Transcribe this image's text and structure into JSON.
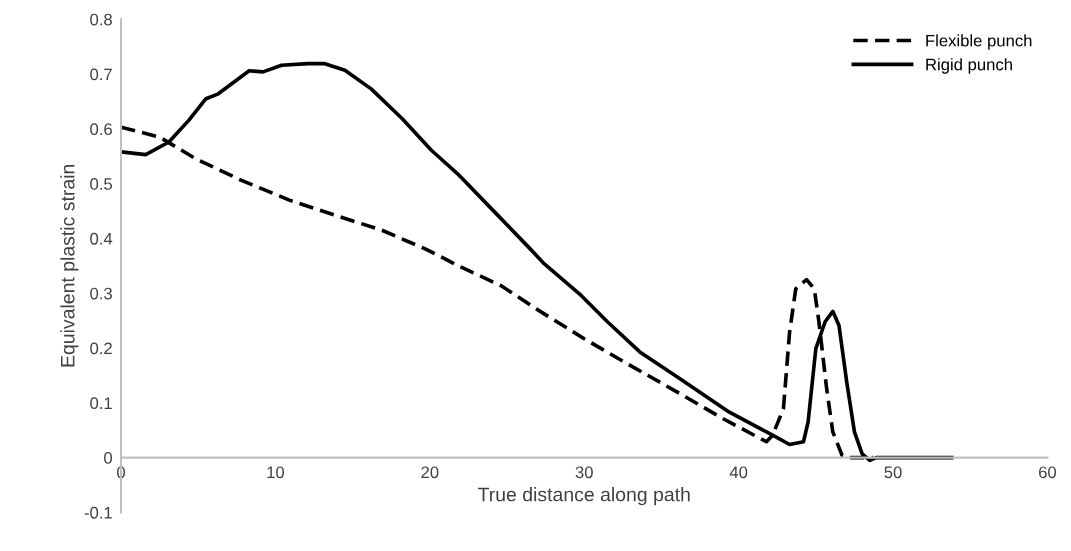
{
  "chart_data": {
    "type": "line",
    "xlabel": "True distance along path",
    "ylabel": "Equivalent plastic strain",
    "xlim": [
      0,
      60
    ],
    "xticks": [
      0,
      10,
      20,
      30,
      40,
      50,
      60
    ],
    "ylim": [
      -0.1,
      0.8
    ],
    "yticks": [
      -0.1,
      0,
      0.1,
      0.2,
      0.3,
      0.4,
      0.5,
      0.6,
      0.7,
      0.8
    ],
    "grid": false,
    "legend": "top right",
    "marker": "none",
    "series": [
      {
        "name": "Flexible punch",
        "color": "#000000",
        "line_style": "dashed",
        "x": [
          0,
          2.5,
          4.8,
          7.8,
          10.9,
          13.9,
          16.9,
          19.7,
          22.0,
          24.6,
          27.2,
          30.0,
          33.0,
          36.0,
          39.0,
          41.8,
          42.2,
          42.9,
          43.3,
          43.7,
          44.4,
          44.9,
          45.2,
          45.7,
          46.1,
          46.7,
          47.2,
          48.7
        ],
        "values": [
          0.603,
          0.585,
          0.546,
          0.506,
          0.47,
          0.442,
          0.415,
          0.381,
          0.348,
          0.314,
          0.266,
          0.217,
          0.168,
          0.12,
          0.071,
          0.029,
          0.041,
          0.089,
          0.229,
          0.308,
          0.325,
          0.308,
          0.248,
          0.126,
          0.047,
          0.004,
          0,
          0
        ]
      },
      {
        "name": "Rigid punch",
        "color": "#000000",
        "line_style": "solid",
        "x": [
          0,
          1.6,
          3.1,
          4.4,
          5.5,
          6.3,
          8.3,
          9.2,
          10.4,
          12.1,
          13.2,
          14.5,
          16.2,
          18.2,
          20.1,
          21.8,
          24.0,
          26.5,
          27.4,
          29.8,
          31.5,
          33.6,
          36.2,
          39.4,
          42.2,
          43.3,
          44.2,
          44.5,
          45.0,
          45.6,
          46.1,
          46.5,
          47.0,
          47.5,
          48.0,
          48.5,
          48.9,
          53.8
        ],
        "values": [
          0.558,
          0.553,
          0.576,
          0.616,
          0.655,
          0.664,
          0.706,
          0.704,
          0.716,
          0.719,
          0.719,
          0.707,
          0.673,
          0.619,
          0.561,
          0.518,
          0.454,
          0.381,
          0.354,
          0.296,
          0.248,
          0.193,
          0.144,
          0.083,
          0.041,
          0.024,
          0.029,
          0.065,
          0.199,
          0.248,
          0.267,
          0.241,
          0.138,
          0.047,
          0.007,
          -0.005,
          0,
          0
        ]
      }
    ]
  }
}
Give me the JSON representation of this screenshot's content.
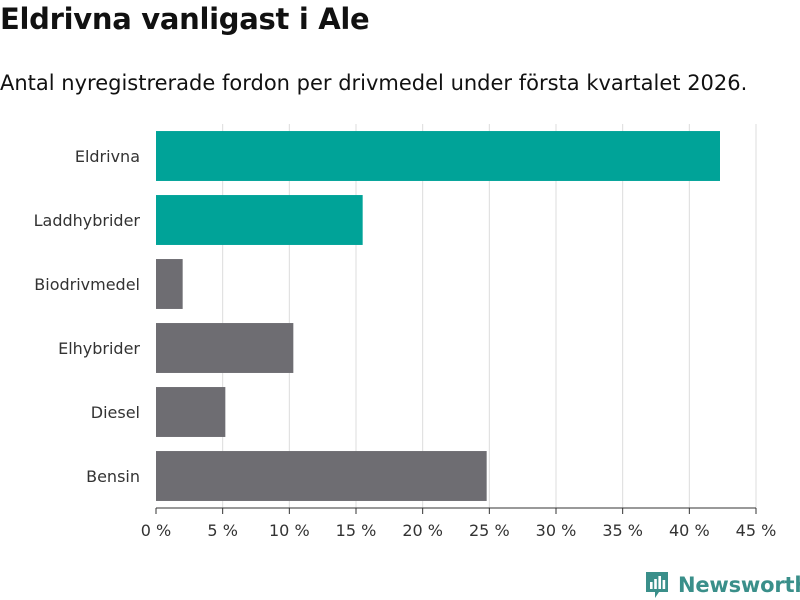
{
  "header": {
    "title": "Eldrivna vanligast i Ale",
    "subtitle": "Antal nyregistrerade fordon per drivmedel under första kvartalet 2026."
  },
  "brand": {
    "name": "Newsworthy",
    "color": "#3a8f8a"
  },
  "chart_data": {
    "type": "bar",
    "orientation": "horizontal",
    "title": "Eldrivna vanligast i Ale",
    "subtitle": "Antal nyregistrerade fordon per drivmedel under första kvartalet 2026.",
    "xlabel": "",
    "ylabel": "",
    "categories": [
      "Eldrivna",
      "Laddhybrider",
      "Biodrivmedel",
      "Elhybrider",
      "Diesel",
      "Bensin"
    ],
    "values": [
      42.3,
      15.5,
      2.0,
      10.3,
      5.2,
      24.8
    ],
    "highlight": [
      true,
      true,
      false,
      false,
      false,
      false
    ],
    "colors": {
      "highlight": "#00a398",
      "default": "#6e6d72"
    },
    "xlim": [
      0,
      45
    ],
    "xticks": [
      0,
      5,
      10,
      15,
      20,
      25,
      30,
      35,
      40,
      45
    ],
    "tick_labels": [
      "0 %",
      "5 %",
      "10 %",
      "15 %",
      "20 %",
      "25 %",
      "30 %",
      "35 %",
      "40 %",
      "45 %"
    ],
    "grid": true
  }
}
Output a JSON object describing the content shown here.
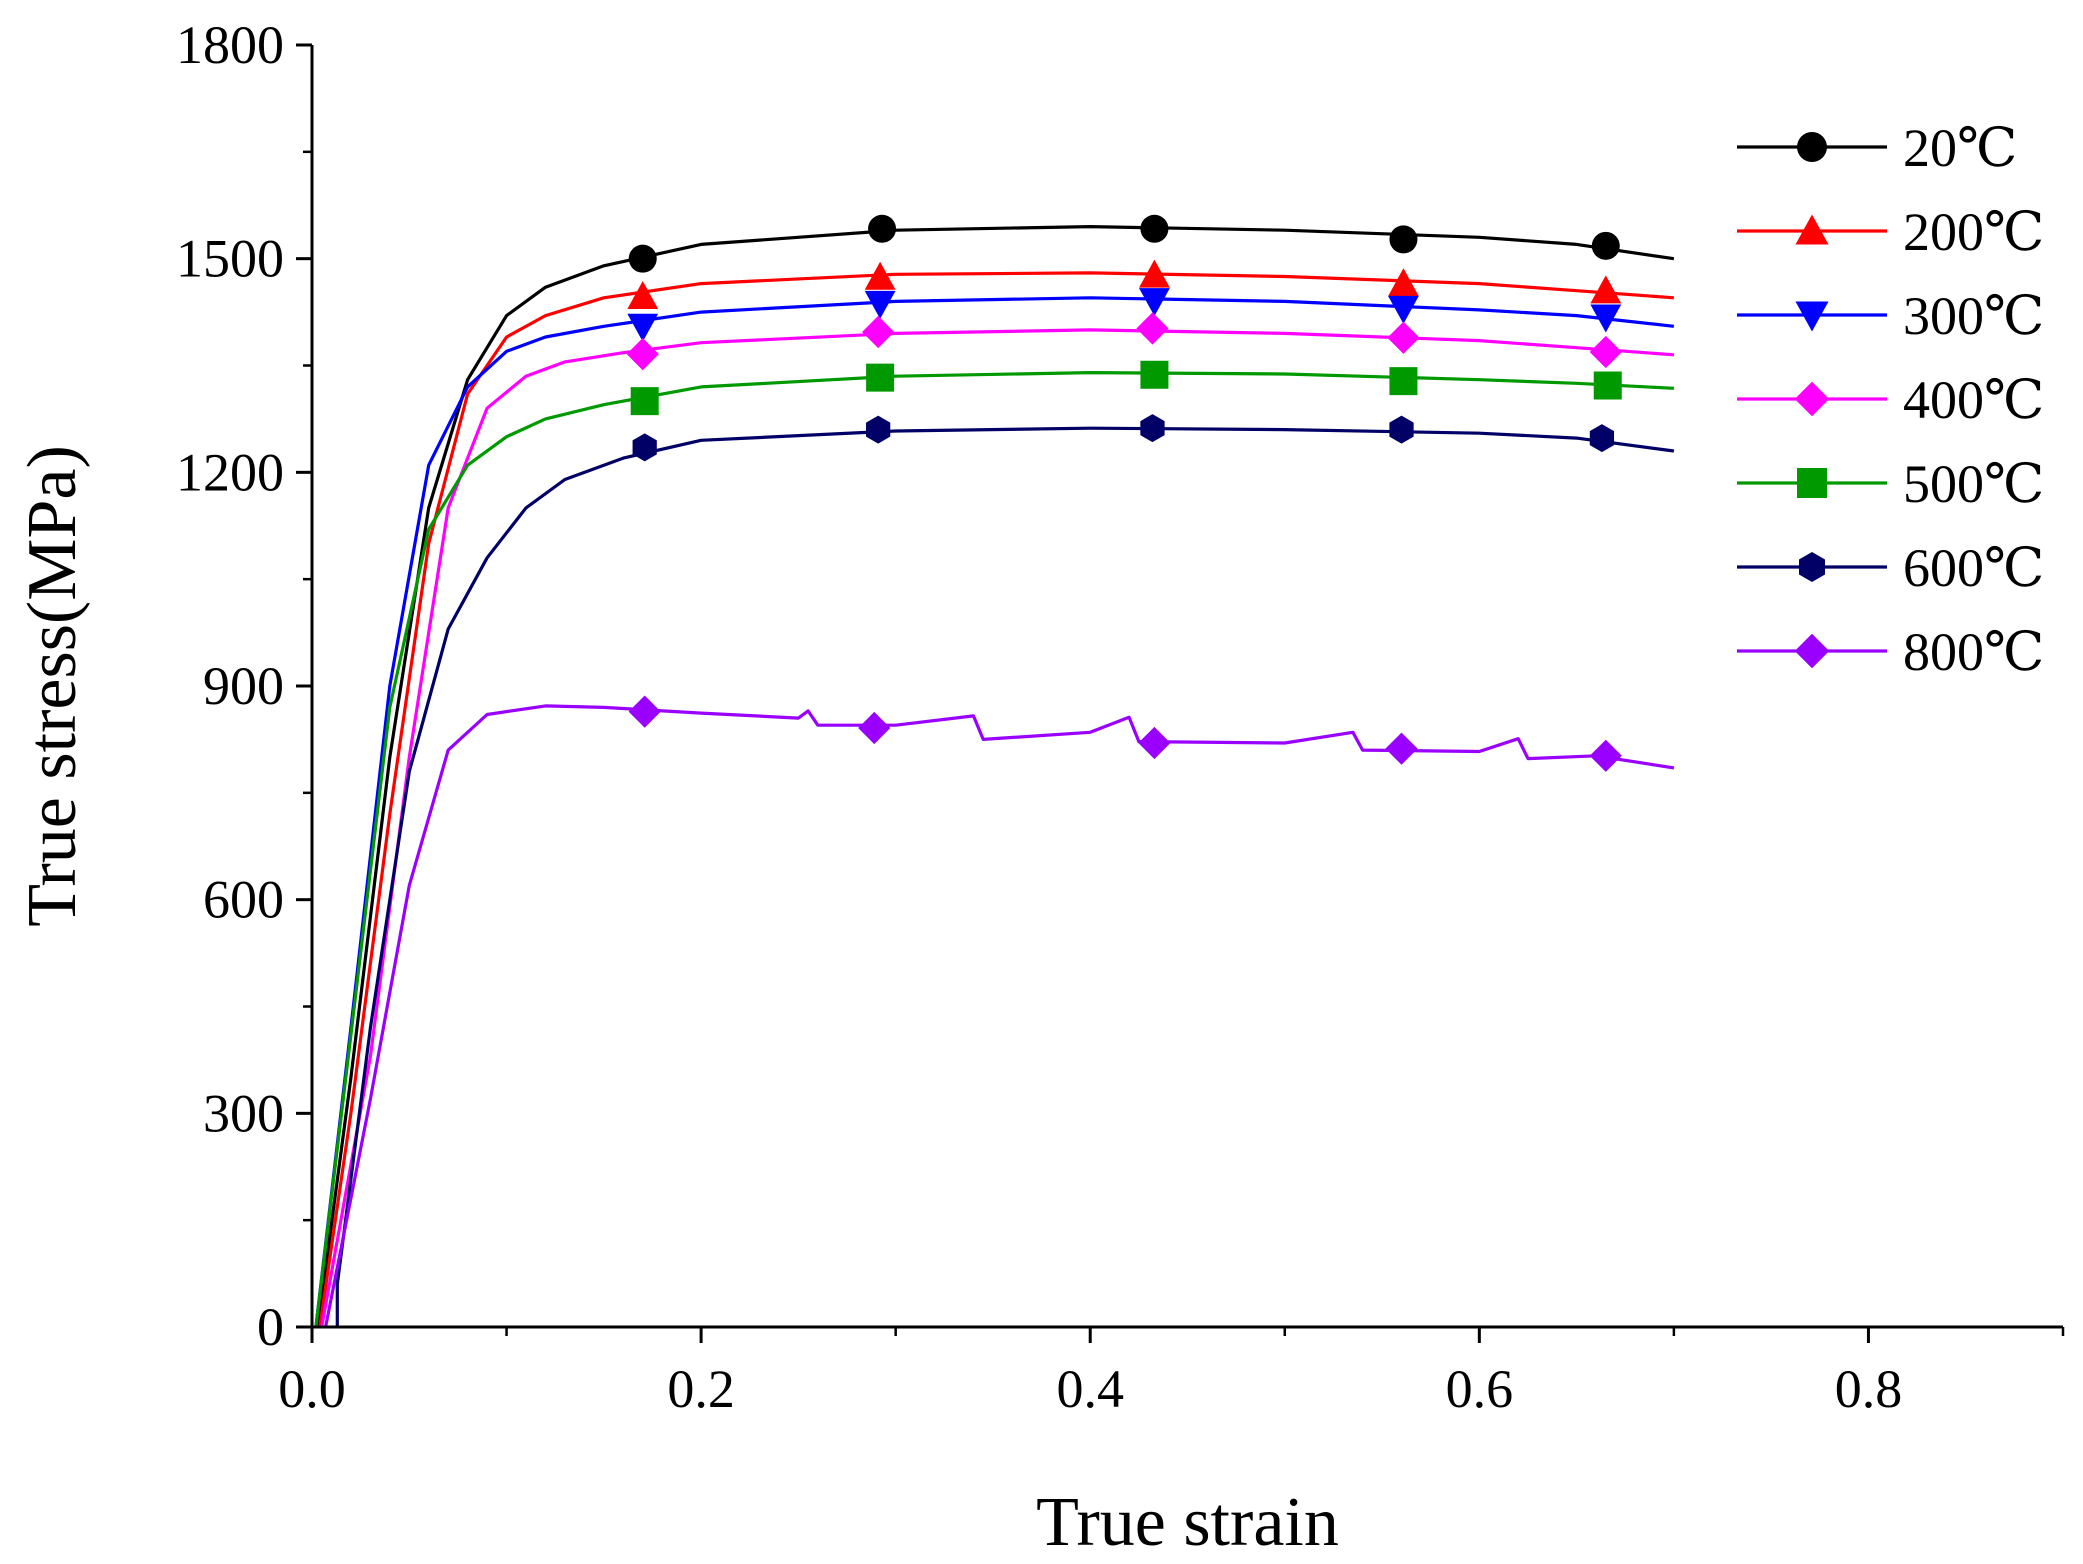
{
  "chart_data": {
    "type": "line",
    "title": "",
    "xlabel": "True strain",
    "ylabel": "True stress(MPa)",
    "xlim": [
      0,
      0.9
    ],
    "ylim": [
      0,
      1800
    ],
    "x_ticks": [
      "0.0",
      "0.2",
      "0.4",
      "0.6",
      "0.8"
    ],
    "y_ticks": [
      "0",
      "300",
      "600",
      "900",
      "1200",
      "1500",
      "1800"
    ],
    "legend_position": "top-right",
    "series": [
      {
        "name": "20℃",
        "color": "#000000",
        "marker": "circle",
        "points": [
          [
            0.003,
            0
          ],
          [
            0.02,
            350
          ],
          [
            0.04,
            800
          ],
          [
            0.06,
            1150
          ],
          [
            0.08,
            1330
          ],
          [
            0.1,
            1420
          ],
          [
            0.12,
            1460
          ],
          [
            0.15,
            1490
          ],
          [
            0.2,
            1520
          ],
          [
            0.3,
            1540
          ],
          [
            0.4,
            1545
          ],
          [
            0.5,
            1540
          ],
          [
            0.6,
            1530
          ],
          [
            0.65,
            1520
          ],
          [
            0.7,
            1500
          ]
        ],
        "markers": [
          [
            0.17,
            1500
          ],
          [
            0.293,
            1542
          ],
          [
            0.433,
            1542
          ],
          [
            0.561,
            1527
          ],
          [
            0.665,
            1518
          ]
        ]
      },
      {
        "name": "200℃",
        "color": "#ff0000",
        "marker": "triangle-up",
        "points": [
          [
            0.004,
            0
          ],
          [
            0.02,
            300
          ],
          [
            0.04,
            720
          ],
          [
            0.06,
            1100
          ],
          [
            0.08,
            1310
          ],
          [
            0.1,
            1390
          ],
          [
            0.12,
            1420
          ],
          [
            0.15,
            1445
          ],
          [
            0.2,
            1465
          ],
          [
            0.3,
            1478
          ],
          [
            0.4,
            1480
          ],
          [
            0.5,
            1475
          ],
          [
            0.6,
            1465
          ],
          [
            0.65,
            1455
          ],
          [
            0.7,
            1445
          ]
        ],
        "markers": [
          [
            0.17,
            1447
          ],
          [
            0.292,
            1474
          ],
          [
            0.433,
            1477
          ],
          [
            0.561,
            1465
          ],
          [
            0.665,
            1455
          ]
        ]
      },
      {
        "name": "300℃",
        "color": "#0000ff",
        "marker": "triangle-down",
        "points": [
          [
            0.002,
            0
          ],
          [
            0.02,
            420
          ],
          [
            0.04,
            900
          ],
          [
            0.06,
            1210
          ],
          [
            0.08,
            1320
          ],
          [
            0.1,
            1370
          ],
          [
            0.12,
            1390
          ],
          [
            0.15,
            1405
          ],
          [
            0.2,
            1425
          ],
          [
            0.3,
            1440
          ],
          [
            0.4,
            1445
          ],
          [
            0.5,
            1440
          ],
          [
            0.6,
            1428
          ],
          [
            0.65,
            1420
          ],
          [
            0.7,
            1405
          ]
        ],
        "markers": [
          [
            0.17,
            1405
          ],
          [
            0.292,
            1437
          ],
          [
            0.433,
            1441
          ],
          [
            0.561,
            1430
          ],
          [
            0.665,
            1418
          ]
        ]
      },
      {
        "name": "400℃",
        "color": "#ff00ff",
        "marker": "diamond",
        "points": [
          [
            0.005,
            0
          ],
          [
            0.03,
            380
          ],
          [
            0.05,
            800
          ],
          [
            0.07,
            1150
          ],
          [
            0.09,
            1290
          ],
          [
            0.11,
            1335
          ],
          [
            0.13,
            1355
          ],
          [
            0.16,
            1368
          ],
          [
            0.2,
            1382
          ],
          [
            0.3,
            1395
          ],
          [
            0.4,
            1400
          ],
          [
            0.5,
            1395
          ],
          [
            0.6,
            1385
          ],
          [
            0.65,
            1375
          ],
          [
            0.7,
            1365
          ]
        ],
        "markers": [
          [
            0.17,
            1366
          ],
          [
            0.291,
            1397
          ],
          [
            0.432,
            1402
          ],
          [
            0.561,
            1389
          ],
          [
            0.665,
            1369
          ]
        ]
      },
      {
        "name": "500℃",
        "color": "#009900",
        "marker": "square",
        "points": [
          [
            0.002,
            0
          ],
          [
            0.02,
            410
          ],
          [
            0.04,
            870
          ],
          [
            0.06,
            1120
          ],
          [
            0.08,
            1210
          ],
          [
            0.1,
            1250
          ],
          [
            0.12,
            1275
          ],
          [
            0.15,
            1295
          ],
          [
            0.2,
            1320
          ],
          [
            0.3,
            1335
          ],
          [
            0.4,
            1340
          ],
          [
            0.5,
            1338
          ],
          [
            0.6,
            1330
          ],
          [
            0.65,
            1325
          ],
          [
            0.7,
            1318
          ]
        ],
        "markers": [
          [
            0.171,
            1300
          ],
          [
            0.292,
            1333
          ],
          [
            0.433,
            1337
          ],
          [
            0.561,
            1328
          ],
          [
            0.666,
            1322
          ]
        ]
      },
      {
        "name": "600℃",
        "color": "#000066",
        "marker": "hexagon",
        "points": [
          [
            0.013,
            0
          ],
          [
            0.013,
            60
          ],
          [
            0.03,
            420
          ],
          [
            0.05,
            780
          ],
          [
            0.07,
            980
          ],
          [
            0.09,
            1080
          ],
          [
            0.11,
            1150
          ],
          [
            0.13,
            1190
          ],
          [
            0.16,
            1220
          ],
          [
            0.2,
            1245
          ],
          [
            0.3,
            1258
          ],
          [
            0.4,
            1262
          ],
          [
            0.5,
            1260
          ],
          [
            0.6,
            1255
          ],
          [
            0.65,
            1248
          ],
          [
            0.7,
            1230
          ]
        ],
        "markers": [
          [
            0.171,
            1235
          ],
          [
            0.291,
            1260
          ],
          [
            0.432,
            1262
          ],
          [
            0.56,
            1260
          ],
          [
            0.663,
            1248
          ]
        ]
      },
      {
        "name": "800℃",
        "color": "#9900ff",
        "marker": "diamond",
        "points": [
          [
            0.007,
            0
          ],
          [
            0.03,
            320
          ],
          [
            0.05,
            620
          ],
          [
            0.07,
            810
          ],
          [
            0.09,
            860
          ],
          [
            0.12,
            872
          ],
          [
            0.15,
            870
          ],
          [
            0.2,
            862
          ],
          [
            0.25,
            855
          ],
          [
            0.255,
            865
          ],
          [
            0.26,
            845
          ],
          [
            0.3,
            845
          ],
          [
            0.34,
            858
          ],
          [
            0.345,
            825
          ],
          [
            0.4,
            835
          ],
          [
            0.42,
            856
          ],
          [
            0.425,
            822
          ],
          [
            0.5,
            820
          ],
          [
            0.535,
            835
          ],
          [
            0.54,
            810
          ],
          [
            0.6,
            808
          ],
          [
            0.62,
            826
          ],
          [
            0.625,
            798
          ],
          [
            0.66,
            802
          ],
          [
            0.7,
            785
          ]
        ],
        "markers": [
          [
            0.171,
            864
          ],
          [
            0.289,
            841
          ],
          [
            0.433,
            820
          ],
          [
            0.56,
            812
          ],
          [
            0.665,
            802
          ]
        ]
      }
    ]
  }
}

REQUIREMENTS ::
The answer must consist solely of the number of lines in the entries that contain the word "Antal".

EXERCISE SOLUTION ::
2